> **Written problem**
Pull out every line below that holds the word "сравнительного".

═════ Data section ═════

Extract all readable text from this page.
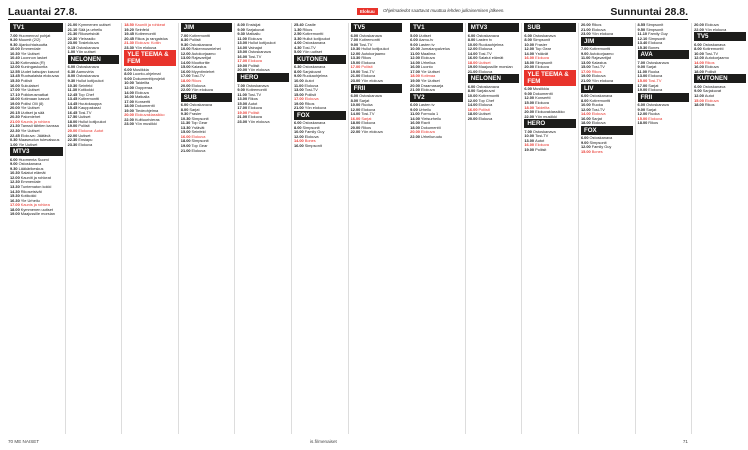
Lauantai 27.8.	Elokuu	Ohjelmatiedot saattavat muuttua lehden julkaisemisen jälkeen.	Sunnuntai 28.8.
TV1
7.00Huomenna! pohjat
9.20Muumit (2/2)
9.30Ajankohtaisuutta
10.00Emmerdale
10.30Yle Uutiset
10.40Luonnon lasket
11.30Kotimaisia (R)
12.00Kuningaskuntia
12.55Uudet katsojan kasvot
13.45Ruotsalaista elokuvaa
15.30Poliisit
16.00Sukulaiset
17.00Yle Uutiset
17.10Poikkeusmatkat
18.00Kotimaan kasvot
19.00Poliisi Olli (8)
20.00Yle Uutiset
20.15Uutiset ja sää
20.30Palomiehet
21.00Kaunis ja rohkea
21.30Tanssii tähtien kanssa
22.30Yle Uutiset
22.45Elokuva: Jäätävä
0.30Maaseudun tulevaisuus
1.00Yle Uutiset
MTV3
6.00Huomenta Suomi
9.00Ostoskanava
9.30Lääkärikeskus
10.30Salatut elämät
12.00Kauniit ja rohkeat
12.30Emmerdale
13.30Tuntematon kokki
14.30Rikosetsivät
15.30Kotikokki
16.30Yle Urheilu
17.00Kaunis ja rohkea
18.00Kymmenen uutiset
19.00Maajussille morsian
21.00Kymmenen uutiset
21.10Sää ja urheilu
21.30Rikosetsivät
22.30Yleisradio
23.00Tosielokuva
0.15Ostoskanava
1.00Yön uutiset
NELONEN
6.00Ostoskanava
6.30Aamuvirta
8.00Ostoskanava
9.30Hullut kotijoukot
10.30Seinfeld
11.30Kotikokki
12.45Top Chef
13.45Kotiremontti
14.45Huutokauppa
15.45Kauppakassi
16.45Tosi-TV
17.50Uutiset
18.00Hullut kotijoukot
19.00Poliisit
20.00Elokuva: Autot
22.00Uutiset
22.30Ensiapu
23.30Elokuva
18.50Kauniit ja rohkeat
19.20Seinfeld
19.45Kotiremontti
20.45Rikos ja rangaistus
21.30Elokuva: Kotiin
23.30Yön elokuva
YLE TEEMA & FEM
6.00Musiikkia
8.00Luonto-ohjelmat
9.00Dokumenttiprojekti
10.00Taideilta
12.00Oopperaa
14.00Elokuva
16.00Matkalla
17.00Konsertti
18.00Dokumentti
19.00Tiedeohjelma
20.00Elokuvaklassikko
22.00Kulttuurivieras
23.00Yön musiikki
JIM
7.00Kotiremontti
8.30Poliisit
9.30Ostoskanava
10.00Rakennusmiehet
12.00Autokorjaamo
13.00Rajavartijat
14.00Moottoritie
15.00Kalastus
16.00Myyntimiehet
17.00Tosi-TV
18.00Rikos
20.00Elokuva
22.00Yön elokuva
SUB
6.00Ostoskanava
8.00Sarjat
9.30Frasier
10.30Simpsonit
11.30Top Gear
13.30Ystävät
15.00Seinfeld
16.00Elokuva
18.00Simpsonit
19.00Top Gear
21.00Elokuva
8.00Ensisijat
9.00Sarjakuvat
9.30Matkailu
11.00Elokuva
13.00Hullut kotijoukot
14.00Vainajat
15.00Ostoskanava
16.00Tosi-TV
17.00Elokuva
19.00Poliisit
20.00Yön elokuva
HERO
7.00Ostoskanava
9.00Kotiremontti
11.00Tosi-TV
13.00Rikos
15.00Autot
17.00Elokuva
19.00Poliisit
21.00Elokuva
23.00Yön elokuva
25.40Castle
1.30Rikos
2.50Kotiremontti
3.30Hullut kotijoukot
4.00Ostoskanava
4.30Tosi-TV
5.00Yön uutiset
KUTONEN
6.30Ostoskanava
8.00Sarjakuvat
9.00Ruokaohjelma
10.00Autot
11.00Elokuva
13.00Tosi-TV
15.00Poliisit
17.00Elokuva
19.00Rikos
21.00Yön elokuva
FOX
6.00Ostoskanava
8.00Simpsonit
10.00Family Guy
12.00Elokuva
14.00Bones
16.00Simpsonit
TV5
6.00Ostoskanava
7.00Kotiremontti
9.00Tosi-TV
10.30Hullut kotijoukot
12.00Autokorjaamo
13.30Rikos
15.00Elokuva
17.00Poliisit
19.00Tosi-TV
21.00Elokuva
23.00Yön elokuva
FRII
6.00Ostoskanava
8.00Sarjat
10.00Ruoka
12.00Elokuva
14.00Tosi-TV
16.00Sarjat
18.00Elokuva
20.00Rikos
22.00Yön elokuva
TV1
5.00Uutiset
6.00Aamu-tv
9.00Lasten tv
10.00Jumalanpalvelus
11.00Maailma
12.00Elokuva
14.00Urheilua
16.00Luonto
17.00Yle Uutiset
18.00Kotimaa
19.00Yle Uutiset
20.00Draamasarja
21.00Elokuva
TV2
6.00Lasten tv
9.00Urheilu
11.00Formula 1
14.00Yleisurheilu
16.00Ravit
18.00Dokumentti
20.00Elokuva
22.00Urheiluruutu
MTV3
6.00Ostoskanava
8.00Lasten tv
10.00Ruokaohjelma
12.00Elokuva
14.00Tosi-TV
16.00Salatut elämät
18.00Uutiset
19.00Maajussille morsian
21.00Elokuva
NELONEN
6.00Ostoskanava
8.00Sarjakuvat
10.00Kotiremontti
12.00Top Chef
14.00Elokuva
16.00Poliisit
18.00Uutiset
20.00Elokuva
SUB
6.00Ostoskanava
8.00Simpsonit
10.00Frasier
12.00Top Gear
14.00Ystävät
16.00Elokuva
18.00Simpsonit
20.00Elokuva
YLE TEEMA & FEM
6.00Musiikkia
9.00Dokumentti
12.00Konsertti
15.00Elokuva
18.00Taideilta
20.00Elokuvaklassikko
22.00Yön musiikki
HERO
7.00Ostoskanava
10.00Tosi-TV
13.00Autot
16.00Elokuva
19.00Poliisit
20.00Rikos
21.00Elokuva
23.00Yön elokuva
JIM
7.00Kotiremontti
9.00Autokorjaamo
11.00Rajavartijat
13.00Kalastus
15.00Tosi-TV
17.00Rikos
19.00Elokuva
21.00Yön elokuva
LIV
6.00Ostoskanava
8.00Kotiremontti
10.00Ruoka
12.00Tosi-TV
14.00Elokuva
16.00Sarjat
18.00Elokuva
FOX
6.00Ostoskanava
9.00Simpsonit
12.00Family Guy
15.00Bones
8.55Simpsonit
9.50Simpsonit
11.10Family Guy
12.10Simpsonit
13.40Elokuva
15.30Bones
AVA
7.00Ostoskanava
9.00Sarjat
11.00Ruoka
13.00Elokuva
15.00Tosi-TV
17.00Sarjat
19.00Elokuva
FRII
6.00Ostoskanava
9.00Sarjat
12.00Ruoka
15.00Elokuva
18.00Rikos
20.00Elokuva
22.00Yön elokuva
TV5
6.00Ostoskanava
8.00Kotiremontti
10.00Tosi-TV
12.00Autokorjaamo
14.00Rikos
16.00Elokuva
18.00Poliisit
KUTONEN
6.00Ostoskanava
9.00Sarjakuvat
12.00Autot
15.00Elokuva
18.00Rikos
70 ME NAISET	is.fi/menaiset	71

═════
═════ Data section ═════

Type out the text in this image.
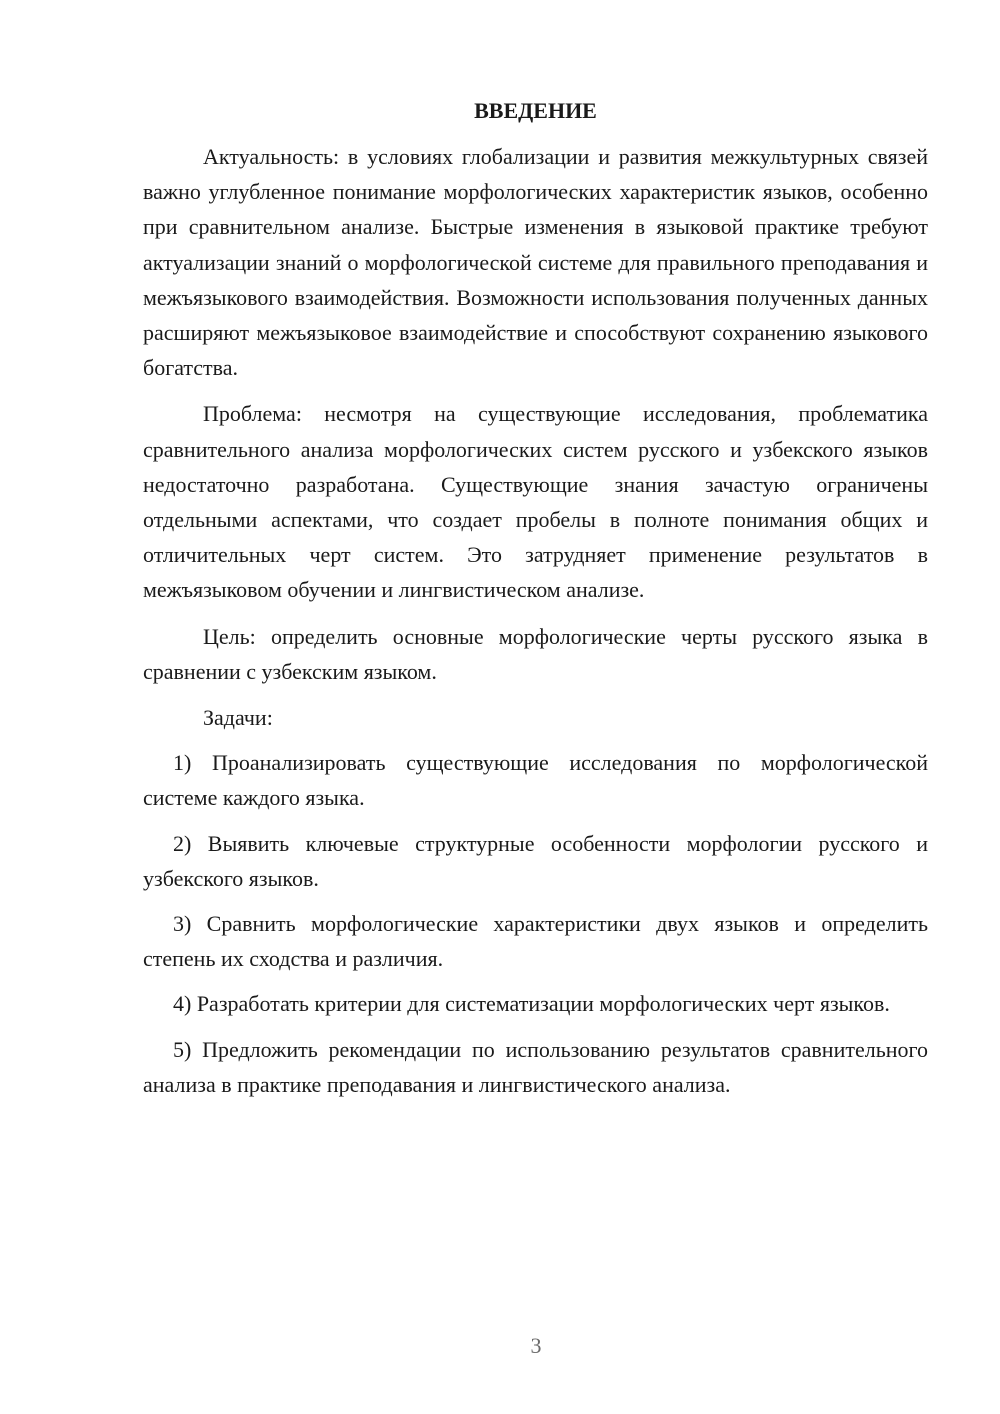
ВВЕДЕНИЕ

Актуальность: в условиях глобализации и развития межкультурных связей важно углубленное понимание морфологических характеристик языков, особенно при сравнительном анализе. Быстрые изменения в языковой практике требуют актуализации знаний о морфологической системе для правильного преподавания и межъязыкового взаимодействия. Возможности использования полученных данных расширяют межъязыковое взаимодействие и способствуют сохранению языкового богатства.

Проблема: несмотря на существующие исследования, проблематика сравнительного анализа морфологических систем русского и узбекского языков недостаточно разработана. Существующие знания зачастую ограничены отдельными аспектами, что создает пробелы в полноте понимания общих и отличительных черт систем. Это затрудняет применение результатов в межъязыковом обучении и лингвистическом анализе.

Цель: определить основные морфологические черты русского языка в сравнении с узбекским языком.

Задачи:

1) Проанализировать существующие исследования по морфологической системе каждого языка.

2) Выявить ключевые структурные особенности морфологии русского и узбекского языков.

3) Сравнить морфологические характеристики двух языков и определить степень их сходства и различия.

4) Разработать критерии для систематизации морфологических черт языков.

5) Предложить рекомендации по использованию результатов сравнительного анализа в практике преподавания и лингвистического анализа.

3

═════
═════ Data section ═════

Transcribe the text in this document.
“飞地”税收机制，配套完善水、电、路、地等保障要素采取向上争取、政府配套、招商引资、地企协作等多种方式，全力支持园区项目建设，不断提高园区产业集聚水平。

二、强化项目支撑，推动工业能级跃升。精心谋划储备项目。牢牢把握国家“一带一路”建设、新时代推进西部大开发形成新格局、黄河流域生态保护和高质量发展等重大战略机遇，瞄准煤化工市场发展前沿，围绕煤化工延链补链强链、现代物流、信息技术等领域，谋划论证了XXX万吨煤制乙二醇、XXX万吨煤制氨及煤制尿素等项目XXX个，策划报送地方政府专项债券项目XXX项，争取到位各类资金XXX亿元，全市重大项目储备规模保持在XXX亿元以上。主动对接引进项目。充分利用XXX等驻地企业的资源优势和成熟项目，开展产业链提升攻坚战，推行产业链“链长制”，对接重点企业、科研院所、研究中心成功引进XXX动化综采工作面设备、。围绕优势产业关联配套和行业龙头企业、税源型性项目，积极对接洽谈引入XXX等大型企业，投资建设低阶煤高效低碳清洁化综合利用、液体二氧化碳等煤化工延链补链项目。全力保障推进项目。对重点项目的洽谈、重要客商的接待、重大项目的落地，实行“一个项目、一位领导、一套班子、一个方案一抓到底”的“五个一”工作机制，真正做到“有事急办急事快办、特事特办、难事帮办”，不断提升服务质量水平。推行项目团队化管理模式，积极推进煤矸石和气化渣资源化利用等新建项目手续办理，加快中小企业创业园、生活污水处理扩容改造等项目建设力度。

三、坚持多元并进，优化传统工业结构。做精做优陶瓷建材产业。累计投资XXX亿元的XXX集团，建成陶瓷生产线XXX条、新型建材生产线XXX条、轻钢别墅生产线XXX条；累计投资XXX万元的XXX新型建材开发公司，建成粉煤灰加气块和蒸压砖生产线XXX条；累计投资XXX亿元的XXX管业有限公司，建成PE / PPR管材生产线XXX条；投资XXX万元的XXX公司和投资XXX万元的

═════

> **In response**
Проблема: несмотря на существующие исследования, проблематика сравнительного анализа морфологических систем русского и узбекского языков недостаточно разработана. Существующие знания зачастую ограничены отдельными аспектами, что создает пробелы в полноте понимания общих и отличительных черт систем. Это затрудняет применение результатов в межъязыковом обучении и лингвистическом анализе.
5) Предложить рекомендации по использованию результатов сравнительного анализа в практике преподавания и лингвистического анализа.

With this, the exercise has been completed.